** START EXCERPTED RECORDS **
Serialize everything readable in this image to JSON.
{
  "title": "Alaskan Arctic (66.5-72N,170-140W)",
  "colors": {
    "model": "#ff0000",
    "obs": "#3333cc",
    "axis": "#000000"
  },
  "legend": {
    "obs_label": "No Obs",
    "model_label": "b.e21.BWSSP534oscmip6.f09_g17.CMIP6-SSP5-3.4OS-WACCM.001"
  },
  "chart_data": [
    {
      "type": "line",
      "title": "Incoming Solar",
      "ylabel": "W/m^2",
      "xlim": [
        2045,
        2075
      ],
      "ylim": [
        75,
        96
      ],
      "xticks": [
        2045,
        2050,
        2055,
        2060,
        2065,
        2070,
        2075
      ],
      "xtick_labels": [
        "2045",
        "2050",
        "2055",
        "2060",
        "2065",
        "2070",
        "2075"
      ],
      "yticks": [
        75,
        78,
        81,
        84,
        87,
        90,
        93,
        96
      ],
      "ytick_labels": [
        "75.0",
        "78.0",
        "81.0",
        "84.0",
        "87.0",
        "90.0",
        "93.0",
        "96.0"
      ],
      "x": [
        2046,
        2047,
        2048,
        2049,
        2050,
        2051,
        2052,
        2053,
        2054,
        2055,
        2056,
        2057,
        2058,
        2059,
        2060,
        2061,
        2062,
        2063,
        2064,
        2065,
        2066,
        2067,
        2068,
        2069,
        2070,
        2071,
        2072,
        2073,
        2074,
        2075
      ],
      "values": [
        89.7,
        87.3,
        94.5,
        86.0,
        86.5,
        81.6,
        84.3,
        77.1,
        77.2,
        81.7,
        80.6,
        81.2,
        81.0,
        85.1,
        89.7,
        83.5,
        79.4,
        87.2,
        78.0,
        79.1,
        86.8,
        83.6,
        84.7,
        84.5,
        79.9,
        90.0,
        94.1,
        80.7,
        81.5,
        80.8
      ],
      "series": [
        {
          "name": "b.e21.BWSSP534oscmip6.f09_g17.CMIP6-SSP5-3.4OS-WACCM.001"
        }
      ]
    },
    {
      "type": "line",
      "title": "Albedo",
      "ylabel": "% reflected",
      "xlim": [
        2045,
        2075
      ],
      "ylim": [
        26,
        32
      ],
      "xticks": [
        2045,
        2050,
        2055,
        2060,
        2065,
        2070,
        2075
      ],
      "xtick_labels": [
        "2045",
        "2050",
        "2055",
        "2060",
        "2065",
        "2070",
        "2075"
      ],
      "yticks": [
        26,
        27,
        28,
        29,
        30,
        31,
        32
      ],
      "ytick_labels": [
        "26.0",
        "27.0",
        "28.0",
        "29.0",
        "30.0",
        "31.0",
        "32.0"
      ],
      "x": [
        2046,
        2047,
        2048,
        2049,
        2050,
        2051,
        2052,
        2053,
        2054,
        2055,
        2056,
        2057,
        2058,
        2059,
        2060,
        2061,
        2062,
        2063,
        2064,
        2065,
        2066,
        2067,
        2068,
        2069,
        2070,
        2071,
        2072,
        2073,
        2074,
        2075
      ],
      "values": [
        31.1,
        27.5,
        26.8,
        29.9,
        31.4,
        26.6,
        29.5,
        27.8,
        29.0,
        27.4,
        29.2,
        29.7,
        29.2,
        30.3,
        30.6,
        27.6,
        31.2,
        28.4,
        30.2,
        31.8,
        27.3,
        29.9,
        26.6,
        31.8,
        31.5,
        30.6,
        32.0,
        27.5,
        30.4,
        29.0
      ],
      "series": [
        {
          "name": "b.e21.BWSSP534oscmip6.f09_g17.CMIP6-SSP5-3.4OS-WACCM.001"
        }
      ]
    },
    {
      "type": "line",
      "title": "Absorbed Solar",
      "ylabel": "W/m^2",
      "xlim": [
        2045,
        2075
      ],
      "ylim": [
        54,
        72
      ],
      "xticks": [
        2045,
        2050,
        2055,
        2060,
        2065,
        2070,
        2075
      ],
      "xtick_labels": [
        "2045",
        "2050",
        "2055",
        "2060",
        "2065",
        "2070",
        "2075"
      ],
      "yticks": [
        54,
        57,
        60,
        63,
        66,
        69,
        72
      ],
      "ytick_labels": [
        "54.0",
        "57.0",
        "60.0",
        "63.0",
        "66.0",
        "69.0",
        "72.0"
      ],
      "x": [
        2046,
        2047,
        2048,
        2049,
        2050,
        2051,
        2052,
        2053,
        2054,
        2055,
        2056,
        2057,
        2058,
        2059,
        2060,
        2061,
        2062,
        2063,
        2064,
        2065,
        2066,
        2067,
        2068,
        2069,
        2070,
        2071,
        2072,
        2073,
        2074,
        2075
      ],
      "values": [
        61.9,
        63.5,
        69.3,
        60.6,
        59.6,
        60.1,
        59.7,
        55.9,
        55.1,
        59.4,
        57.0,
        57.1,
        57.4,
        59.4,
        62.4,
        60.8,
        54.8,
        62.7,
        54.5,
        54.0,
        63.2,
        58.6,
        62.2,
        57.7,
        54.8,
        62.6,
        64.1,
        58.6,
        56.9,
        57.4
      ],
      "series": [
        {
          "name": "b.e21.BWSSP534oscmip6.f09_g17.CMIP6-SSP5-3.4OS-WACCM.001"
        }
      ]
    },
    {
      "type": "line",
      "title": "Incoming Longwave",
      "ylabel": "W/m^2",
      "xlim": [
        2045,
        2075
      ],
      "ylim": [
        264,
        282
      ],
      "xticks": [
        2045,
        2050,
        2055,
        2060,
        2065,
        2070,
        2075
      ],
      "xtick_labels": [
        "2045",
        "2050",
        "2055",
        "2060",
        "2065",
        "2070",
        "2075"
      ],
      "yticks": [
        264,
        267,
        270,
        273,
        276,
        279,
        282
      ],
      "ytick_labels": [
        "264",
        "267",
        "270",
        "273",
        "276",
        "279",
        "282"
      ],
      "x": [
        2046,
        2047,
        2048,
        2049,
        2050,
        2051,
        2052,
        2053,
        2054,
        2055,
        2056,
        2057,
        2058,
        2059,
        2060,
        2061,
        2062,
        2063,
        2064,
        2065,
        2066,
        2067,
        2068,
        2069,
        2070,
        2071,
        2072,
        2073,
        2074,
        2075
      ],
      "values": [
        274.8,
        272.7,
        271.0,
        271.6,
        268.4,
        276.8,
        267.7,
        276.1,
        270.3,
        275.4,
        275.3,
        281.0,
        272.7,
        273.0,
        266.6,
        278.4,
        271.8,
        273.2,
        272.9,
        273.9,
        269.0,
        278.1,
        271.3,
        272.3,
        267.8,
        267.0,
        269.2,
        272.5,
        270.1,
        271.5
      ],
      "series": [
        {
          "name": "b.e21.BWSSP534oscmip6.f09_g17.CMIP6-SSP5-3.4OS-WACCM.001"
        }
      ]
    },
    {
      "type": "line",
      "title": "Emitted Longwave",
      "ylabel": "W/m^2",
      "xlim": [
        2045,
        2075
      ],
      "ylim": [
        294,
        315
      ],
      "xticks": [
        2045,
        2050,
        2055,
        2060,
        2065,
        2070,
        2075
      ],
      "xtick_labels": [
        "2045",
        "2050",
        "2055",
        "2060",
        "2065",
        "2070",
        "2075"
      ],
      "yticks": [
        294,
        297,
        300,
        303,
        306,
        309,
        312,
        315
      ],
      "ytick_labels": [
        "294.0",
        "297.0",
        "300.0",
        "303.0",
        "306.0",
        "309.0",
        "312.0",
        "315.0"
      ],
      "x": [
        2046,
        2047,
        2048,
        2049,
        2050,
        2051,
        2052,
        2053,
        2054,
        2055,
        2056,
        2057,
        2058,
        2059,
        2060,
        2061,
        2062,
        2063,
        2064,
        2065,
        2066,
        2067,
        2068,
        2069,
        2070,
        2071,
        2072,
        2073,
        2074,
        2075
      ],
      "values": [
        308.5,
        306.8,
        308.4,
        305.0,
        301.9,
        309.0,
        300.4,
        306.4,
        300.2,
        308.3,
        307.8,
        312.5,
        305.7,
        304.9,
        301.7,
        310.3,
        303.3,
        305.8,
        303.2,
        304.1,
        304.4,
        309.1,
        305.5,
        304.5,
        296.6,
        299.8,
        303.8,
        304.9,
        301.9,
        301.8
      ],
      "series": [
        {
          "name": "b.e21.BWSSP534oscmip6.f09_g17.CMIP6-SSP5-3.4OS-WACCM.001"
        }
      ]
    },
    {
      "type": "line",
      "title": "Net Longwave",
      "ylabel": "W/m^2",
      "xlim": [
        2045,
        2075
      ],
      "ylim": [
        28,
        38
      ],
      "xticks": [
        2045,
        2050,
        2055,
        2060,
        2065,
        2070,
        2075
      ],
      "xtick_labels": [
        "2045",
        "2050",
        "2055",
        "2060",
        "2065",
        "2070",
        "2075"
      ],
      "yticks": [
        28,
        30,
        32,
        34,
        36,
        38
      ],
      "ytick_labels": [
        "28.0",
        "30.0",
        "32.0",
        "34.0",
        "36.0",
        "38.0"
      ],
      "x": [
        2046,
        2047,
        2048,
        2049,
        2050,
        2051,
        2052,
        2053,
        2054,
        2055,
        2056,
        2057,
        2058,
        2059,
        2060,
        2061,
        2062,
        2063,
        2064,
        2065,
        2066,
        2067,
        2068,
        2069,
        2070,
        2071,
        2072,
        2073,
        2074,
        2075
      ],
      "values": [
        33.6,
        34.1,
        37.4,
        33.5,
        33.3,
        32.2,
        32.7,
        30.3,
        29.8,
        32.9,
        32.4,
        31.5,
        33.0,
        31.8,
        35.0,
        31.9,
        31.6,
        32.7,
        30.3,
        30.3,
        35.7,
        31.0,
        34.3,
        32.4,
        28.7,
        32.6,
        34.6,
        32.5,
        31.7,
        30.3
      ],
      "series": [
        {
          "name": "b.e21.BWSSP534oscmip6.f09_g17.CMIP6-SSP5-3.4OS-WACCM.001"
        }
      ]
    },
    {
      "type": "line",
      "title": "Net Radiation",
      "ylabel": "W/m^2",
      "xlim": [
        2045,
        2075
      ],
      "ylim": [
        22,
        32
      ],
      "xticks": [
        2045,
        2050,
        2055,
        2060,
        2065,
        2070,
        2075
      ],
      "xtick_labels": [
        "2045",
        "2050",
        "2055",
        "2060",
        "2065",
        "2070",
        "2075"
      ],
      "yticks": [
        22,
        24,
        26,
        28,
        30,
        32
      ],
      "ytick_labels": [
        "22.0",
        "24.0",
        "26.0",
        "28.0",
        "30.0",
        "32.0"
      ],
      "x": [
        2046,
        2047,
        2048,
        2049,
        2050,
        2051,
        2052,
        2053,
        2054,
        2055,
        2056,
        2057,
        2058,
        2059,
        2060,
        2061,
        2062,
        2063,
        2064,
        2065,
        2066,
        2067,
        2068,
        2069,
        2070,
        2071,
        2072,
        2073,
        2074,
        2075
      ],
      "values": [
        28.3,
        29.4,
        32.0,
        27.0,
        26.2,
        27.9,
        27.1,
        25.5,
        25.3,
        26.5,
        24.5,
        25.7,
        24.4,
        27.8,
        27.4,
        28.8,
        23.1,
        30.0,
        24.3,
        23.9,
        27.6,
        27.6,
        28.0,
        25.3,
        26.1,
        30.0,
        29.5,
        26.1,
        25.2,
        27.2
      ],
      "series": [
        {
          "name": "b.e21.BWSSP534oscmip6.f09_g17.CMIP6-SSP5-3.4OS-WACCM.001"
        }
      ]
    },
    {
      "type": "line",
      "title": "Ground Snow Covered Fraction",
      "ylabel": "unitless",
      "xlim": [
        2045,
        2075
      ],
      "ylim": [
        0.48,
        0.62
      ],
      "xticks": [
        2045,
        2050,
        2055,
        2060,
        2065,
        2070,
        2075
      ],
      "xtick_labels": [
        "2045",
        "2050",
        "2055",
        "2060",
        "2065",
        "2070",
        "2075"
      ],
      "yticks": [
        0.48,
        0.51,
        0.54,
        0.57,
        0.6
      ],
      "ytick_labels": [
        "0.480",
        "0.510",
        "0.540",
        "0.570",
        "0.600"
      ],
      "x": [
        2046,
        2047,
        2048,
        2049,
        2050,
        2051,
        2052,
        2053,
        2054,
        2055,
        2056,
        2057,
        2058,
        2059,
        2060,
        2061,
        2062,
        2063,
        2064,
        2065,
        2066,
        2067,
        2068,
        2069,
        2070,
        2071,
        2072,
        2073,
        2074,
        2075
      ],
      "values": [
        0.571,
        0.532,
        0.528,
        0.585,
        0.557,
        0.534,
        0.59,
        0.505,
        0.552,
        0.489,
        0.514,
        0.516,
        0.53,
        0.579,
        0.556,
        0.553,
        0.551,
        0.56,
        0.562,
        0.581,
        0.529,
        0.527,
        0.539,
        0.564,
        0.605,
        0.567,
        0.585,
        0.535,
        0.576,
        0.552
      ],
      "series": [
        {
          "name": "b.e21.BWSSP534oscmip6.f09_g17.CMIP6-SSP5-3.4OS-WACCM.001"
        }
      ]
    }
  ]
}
** END EXCERPTED RECORDS **
- WHAT THE EXERCISE ASKS -
Using the listing above, pull out all lines that hold the word "title".

- THE ANSWER -
  "title": "Alaskan Arctic (66.5-72N,170-140W)",
      "title": "Incoming Solar",
      "title": "Albedo",
      "title": "Absorbed Solar",
      "title": "Incoming Longwave",
      "title": "Emitted Longwave",
      "title": "Net Longwave",
      "title": "Net Radiation",
      "title": "Ground Snow Covered Fraction",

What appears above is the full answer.